Exercise requirements:
Output every entry exactly as given.

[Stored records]
_ _ _ _

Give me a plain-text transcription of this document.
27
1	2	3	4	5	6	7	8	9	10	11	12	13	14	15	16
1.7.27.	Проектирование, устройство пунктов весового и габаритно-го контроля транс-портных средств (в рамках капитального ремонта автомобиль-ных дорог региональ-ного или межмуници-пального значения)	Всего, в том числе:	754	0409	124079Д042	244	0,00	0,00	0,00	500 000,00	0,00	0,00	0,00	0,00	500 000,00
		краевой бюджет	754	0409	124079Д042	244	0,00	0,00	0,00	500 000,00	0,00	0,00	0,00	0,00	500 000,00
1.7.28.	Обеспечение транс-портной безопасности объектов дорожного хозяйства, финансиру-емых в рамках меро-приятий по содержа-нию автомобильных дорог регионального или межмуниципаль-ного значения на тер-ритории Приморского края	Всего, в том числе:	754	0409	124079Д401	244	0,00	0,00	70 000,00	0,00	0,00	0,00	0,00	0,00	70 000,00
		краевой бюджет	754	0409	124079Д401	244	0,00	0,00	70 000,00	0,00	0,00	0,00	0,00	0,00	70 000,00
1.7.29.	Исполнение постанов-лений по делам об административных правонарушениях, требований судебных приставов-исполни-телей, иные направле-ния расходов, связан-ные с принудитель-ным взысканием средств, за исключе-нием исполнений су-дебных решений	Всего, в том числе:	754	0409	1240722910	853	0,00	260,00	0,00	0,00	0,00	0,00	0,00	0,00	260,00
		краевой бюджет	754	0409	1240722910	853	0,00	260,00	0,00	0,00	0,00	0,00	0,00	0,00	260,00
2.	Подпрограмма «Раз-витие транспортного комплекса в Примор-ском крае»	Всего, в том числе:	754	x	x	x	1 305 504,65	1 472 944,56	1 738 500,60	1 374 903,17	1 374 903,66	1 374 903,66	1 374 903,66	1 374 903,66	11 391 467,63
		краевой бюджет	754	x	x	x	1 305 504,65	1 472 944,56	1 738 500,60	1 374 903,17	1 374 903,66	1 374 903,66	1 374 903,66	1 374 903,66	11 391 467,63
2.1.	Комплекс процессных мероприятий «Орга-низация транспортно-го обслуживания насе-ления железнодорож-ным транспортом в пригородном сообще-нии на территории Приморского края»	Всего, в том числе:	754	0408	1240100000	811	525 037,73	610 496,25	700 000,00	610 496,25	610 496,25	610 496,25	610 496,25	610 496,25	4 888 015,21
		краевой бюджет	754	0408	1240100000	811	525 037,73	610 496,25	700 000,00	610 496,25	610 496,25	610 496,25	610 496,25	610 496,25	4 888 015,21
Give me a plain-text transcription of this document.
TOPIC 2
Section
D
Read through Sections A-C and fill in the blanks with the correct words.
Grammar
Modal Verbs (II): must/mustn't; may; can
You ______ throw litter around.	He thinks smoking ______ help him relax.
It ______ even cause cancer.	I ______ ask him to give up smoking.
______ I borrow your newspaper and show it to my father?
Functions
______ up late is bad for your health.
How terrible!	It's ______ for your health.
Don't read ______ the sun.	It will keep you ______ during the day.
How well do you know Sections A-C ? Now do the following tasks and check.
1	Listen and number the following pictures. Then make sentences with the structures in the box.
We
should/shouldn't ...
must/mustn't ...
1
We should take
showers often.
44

_ _ _ _

Answer to the problem:
Give me a plain-text transcription of this document.
27
1	2	3	4	5	6	7	8	9	10	11	12	13	14	15	16
1.7.27.	Проектирование, устройство пунктов весового и габаритно-го контроля транс-портных средств (в рамках капитального ремонта автомобиль-ных дорог региональ-ного или межмуници-пального значения)	Всего, в том числе:	754	0409	124079Д042	244	0,00	0,00	0,00	500 000,00	0,00	0,00	0,00	0,00	500 000,00
		краевой бюджет	754	0409	124079Д042	244	0,00	0,00	0,00	500 000,00	0,00	0,00	0,00	0,00	500 000,00
1.7.28.	Обеспечение транс-портной безопасности объектов дорожного хозяйства, финансиру-емых в рамках меро-приятий по содержа-нию автомобильных дорог регионального или межмуниципаль-ного значения на тер-ритории Приморского края	Всего, в том числе:	754	0409	124079Д401	244	0,00	0,00	70 000,00	0,00	0,00	0,00	0,00	0,00	70 000,00
		краевой бюджет	754	0409	124079Д401	244	0,00	0,00	70 000,00	0,00	0,00	0,00	0,00	0,00	70 000,00
1.7.29.	Исполнение постанов-лений по делам об административных правонарушениях, требований судебных приставов-исполни-телей, иные направле-ния расходов, связан-ные с принудитель-ным взысканием средств, за исключе-нием исполнений су-дебных решений	Всего, в том числе:	754	0409	1240722910	853	0,00	260,00	0,00	0,00	0,00	0,00	0,00	0,00	260,00
		краевой бюджет	754	0409	1240722910	853	0,00	260,00	0,00	0,00	0,00	0,00	0,00	0,00	260,00
2.	Подпрограмма «Раз-витие транспортного комплекса в Примор-ском крае»	Всего, в том числе:	754	x	x	x	1 305 504,65	1 472 944,56	1 738 500,60	1 374 903,17	1 374 903,66	1 374 903,66	1 374 903,66	1 374 903,66	11 391 467,63
		краевой бюджет	754	x	x	x	1 305 504,65	1 472 944,56	1 738 500,60	1 374 903,17	1 374 903,66	1 374 903,66	1 374 903,66	1 374 903,66	11 391 467,63
2.1.	Комплекс процессных мероприятий «Орга-низация транспортно-го обслуживания насе-ления железнодорож-ным транспортом в пригородном сообще-нии на территории Приморского края»	Всего, в том числе:	754	0408	1240100000	811	525 037,73	610 496,25	700 000,00	610 496,25	610 496,25	610 496,25	610 496,25	610 496,25	4 888 015,21
		краевой бюджет	754	0408	1240100000	811	525 037,73	610 496,25	700 000,00	610 496,25	610 496,25	610 496,25	610 496,25	610 496,25	4 888 015,21
Give me a plain-text transcription of this document.
TOPIC 2
Section
D
Read through Sections A-C and fill in the blanks with the correct words.
Grammar
Modal Verbs (II): must/mustn't; may; can
You ______ throw litter around.	He thinks smoking ______ help him relax.
It ______ even cause cancer.	I ______ ask him to give up smoking.
______ I borrow your newspaper and show it to my father?
Functions
______ up late is bad for your health.
How terrible!	It's ______ for your health.
Don't read ______ the sun.	It will keep you ______ during the day.
How well do you know Sections A-C ? Now do the following tasks and check.
1	Listen and number the following pictures. Then make sentences with the structures in the box.
We
should/shouldn't ...
must/mustn't ...
1
We should take
showers often.
44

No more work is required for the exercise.